Data items

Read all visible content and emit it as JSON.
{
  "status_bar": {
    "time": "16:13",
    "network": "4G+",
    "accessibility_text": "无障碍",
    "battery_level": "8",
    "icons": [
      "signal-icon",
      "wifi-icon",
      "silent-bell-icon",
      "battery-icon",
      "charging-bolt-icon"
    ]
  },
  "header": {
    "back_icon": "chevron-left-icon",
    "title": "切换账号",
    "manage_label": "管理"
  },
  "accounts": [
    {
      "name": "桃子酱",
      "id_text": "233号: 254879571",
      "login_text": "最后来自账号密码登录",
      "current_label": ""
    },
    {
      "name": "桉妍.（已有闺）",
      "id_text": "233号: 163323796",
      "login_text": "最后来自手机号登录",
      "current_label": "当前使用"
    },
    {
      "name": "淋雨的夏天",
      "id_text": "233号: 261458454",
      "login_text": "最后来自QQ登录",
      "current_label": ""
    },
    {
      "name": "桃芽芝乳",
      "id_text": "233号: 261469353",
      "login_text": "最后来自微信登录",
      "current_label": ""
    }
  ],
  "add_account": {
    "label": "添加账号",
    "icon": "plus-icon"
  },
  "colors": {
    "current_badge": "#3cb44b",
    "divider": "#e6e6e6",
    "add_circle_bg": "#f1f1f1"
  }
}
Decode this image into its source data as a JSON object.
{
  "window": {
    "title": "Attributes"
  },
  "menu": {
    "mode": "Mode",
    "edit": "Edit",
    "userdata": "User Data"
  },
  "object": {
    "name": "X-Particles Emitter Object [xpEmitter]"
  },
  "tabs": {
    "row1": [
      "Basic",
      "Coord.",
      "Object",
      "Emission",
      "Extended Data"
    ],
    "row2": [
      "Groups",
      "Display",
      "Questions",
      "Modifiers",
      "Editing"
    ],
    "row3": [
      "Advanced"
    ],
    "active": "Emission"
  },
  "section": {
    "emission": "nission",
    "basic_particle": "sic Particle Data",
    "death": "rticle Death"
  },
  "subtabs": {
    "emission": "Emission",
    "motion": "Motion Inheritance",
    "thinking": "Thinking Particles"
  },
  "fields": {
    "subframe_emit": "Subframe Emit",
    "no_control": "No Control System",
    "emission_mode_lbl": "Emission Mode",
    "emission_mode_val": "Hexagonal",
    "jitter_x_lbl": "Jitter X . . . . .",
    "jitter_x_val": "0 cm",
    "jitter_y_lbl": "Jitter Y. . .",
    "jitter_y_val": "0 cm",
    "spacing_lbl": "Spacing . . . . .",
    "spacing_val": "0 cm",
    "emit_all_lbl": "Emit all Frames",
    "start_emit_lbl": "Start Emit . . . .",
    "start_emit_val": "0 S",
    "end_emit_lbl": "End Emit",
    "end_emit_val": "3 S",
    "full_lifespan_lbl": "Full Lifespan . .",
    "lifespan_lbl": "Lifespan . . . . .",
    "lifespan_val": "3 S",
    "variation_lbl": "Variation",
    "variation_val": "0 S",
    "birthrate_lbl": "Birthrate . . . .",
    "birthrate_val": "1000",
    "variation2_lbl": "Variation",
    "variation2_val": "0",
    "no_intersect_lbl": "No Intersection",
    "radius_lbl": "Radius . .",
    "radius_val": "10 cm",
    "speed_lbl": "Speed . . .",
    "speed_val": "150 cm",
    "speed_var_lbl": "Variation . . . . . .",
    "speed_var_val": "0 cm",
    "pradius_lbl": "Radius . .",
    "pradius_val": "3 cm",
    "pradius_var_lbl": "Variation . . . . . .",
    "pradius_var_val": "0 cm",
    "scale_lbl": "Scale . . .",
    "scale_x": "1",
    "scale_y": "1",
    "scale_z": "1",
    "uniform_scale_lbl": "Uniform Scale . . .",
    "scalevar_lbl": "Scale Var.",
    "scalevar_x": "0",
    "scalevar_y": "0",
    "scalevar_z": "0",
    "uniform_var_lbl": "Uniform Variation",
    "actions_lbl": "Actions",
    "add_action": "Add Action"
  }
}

** What the exercise asks **
Extract all lines that hold the word "Particles".

** Response to the exercise **
    "name": "X-Particles Emitter Object [xpEmitter]"
    "thinking": "Thinking Particles"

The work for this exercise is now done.